BEGIN The data

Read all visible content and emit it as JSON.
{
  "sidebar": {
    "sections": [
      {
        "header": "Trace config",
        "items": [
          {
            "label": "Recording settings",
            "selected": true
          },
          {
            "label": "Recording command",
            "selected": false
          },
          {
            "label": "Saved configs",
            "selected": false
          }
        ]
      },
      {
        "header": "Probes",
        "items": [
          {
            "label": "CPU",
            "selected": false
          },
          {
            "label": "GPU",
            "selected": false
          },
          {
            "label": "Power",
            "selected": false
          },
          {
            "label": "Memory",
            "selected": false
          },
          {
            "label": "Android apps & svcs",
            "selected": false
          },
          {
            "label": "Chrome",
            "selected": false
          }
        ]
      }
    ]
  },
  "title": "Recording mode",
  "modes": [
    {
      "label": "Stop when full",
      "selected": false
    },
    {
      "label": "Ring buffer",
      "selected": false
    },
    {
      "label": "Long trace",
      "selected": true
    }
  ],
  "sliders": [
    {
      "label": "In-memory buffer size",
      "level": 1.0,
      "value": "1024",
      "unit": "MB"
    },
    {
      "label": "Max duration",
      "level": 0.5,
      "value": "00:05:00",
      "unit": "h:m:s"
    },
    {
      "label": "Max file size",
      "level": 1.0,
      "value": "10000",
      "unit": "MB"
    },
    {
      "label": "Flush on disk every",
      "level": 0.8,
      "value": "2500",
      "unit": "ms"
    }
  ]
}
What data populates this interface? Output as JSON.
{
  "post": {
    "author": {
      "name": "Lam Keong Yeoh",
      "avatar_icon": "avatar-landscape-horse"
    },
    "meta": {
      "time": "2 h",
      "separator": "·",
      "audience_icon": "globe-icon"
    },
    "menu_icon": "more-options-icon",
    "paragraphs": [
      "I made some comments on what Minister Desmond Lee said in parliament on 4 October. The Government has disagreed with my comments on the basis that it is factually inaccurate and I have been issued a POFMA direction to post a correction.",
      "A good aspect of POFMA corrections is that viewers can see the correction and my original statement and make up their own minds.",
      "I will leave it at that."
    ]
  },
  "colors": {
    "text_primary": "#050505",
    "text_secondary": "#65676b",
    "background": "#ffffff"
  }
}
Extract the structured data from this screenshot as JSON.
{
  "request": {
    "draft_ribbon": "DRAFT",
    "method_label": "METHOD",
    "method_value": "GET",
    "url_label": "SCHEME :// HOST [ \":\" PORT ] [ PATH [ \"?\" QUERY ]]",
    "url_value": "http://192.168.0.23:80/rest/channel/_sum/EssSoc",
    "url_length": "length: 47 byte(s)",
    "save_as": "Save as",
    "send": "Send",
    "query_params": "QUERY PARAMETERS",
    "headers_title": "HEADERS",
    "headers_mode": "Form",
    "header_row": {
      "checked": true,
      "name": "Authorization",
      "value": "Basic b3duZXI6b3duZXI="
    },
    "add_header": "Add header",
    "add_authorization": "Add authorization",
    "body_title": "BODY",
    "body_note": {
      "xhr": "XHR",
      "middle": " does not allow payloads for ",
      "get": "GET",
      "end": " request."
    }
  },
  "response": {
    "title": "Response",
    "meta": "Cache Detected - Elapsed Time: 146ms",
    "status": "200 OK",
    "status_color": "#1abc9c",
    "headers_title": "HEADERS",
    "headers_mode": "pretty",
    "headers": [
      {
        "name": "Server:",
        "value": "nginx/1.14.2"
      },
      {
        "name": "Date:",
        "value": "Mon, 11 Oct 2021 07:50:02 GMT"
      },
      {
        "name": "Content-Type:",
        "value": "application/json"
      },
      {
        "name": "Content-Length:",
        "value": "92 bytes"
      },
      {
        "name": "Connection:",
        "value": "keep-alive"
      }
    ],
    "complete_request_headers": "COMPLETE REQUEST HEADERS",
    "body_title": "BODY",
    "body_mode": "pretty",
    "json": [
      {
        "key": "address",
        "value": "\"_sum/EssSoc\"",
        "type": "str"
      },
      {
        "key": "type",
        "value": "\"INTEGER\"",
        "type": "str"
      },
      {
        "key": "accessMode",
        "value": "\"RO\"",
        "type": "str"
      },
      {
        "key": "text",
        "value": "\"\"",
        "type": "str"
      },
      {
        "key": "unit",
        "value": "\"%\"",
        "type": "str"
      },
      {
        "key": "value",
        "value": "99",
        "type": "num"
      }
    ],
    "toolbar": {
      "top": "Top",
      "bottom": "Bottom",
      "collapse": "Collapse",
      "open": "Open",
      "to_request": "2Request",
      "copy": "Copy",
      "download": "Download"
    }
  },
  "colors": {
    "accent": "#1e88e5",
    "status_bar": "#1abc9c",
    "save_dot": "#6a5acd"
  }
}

END The data

### Task description
Repeat each record exactly, leaving nothing out.

### Solution below
Read all visible content and emit it as JSON.
{
  "sidebar": {
    "sections": [
      {
        "header": "Trace config",
        "items": [
          {
            "label": "Recording settings",
            "selected": true
          },
          {
            "label": "Recording command",
            "selected": false
          },
          {
            "label": "Saved configs",
            "selected": false
          }
        ]
      },
      {
        "header": "Probes",
        "items": [
          {
            "label": "CPU",
            "selected": false
          },
          {
            "label": "GPU",
            "selected": false
          },
          {
            "label": "Power",
            "selected": false
          },
          {
            "label": "Memory",
            "selected": false
          },
          {
            "label": "Android apps & svcs",
            "selected": false
          },
          {
            "label": "Chrome",
            "selected": false
          }
        ]
      }
    ]
  },
  "title": "Recording mode",
  "modes": [
    {
      "label": "Stop when full",
      "selected": false
    },
    {
      "label": "Ring buffer",
      "selected": false
    },
    {
      "label": "Long trace",
      "selected": true
    }
  ],
  "sliders": [
    {
      "label": "In-memory buffer size",
      "level": 1.0,
      "value": "1024",
      "unit": "MB"
    },
    {
      "label": "Max duration",
      "level": 0.5,
      "value": "00:05:00",
      "unit": "h:m:s"
    },
    {
      "label": "Max file size",
      "level": 1.0,
      "value": "10000",
      "unit": "MB"
    },
    {
      "label": "Flush on disk every",
      "level": 0.8,
      "value": "2500",
      "unit": "ms"
    }
  ]
}
What data populates this interface? Output as JSON.
{
  "post": {
    "author": {
      "name": "Lam Keong Yeoh",
      "avatar_icon": "avatar-landscape-horse"
    },
    "meta": {
      "time": "2 h",
      "separator": "·",
      "audience_icon": "globe-icon"
    },
    "menu_icon": "more-options-icon",
    "paragraphs": [
      "I made some comments on what Minister Desmond Lee said in parliament on 4 October. The Government has disagreed with my comments on the basis that it is factually inaccurate and I have been issued a POFMA direction to post a correction.",
      "A good aspect of POFMA corrections is that viewers can see the correction and my original statement and make up their own minds.",
      "I will leave it at that."
    ]
  },
  "colors": {
    "text_primary": "#050505",
    "text_secondary": "#65676b",
    "background": "#ffffff"
  }
}
Extract the structured data from this screenshot as JSON.
{
  "request": {
    "draft_ribbon": "DRAFT",
    "method_label": "METHOD",
    "method_value": "GET",
    "url_label": "SCHEME :// HOST [ \":\" PORT ] [ PATH [ \"?\" QUERY ]]",
    "url_value": "http://192.168.0.23:80/rest/channel/_sum/EssSoc",
    "url_length": "length: 47 byte(s)",
    "save_as": "Save as",
    "send": "Send",
    "query_params": "QUERY PARAMETERS",
    "headers_title": "HEADERS",
    "headers_mode": "Form",
    "header_row": {
      "checked": true,
      "name": "Authorization",
      "value": "Basic b3duZXI6b3duZXI="
    },
    "add_header": "Add header",
    "add_authorization": "Add authorization",
    "body_title": "BODY",
    "body_note": {
      "xhr": "XHR",
      "middle": " does not allow payloads for ",
      "get": "GET",
      "end": " request."
    }
  },
  "response": {
    "title": "Response",
    "meta": "Cache Detected - Elapsed Time: 146ms",
    "status": "200 OK",
    "status_color": "#1abc9c",
    "headers_title": "HEADERS",
    "headers_mode": "pretty",
    "headers": [
      {
        "name": "Server:",
        "value": "nginx/1.14.2"
      },
      {
        "name": "Date:",
        "value": "Mon, 11 Oct 2021 07:50:02 GMT"
      },
      {
        "name": "Content-Type:",
        "value": "application/json"
      },
      {
        "name": "Content-Length:",
        "value": "92 bytes"
      },
      {
        "name": "Connection:",
        "value": "keep-alive"
      }
    ],
    "complete_request_headers": "COMPLETE REQUEST HEADERS",
    "body_title": "BODY",
    "body_mode": "pretty",
    "json": [
      {
        "key": "address",
        "value": "\"_sum/EssSoc\"",
        "type": "str"
      },
      {
        "key": "type",
        "value": "\"INTEGER\"",
        "type": "str"
      },
      {
        "key": "accessMode",
        "value": "\"RO\"",
        "type": "str"
      },
      {
        "key": "text",
        "value": "\"\"",
        "type": "str"
      },
      {
        "key": "unit",
        "value": "\"%\"",
        "type": "str"
      },
      {
        "key": "value",
        "value": "99",
        "type": "num"
      }
    ],
    "toolbar": {
      "top": "Top",
      "bottom": "Bottom",
      "collapse": "Collapse",
      "open": "Open",
      "to_request": "2Request",
      "copy": "Copy",
      "download": "Download"
    }
  },
  "colors": {
    "accent": "#1e88e5",
    "status_bar": "#1abc9c",
    "save_dot": "#6a5acd"
  }
}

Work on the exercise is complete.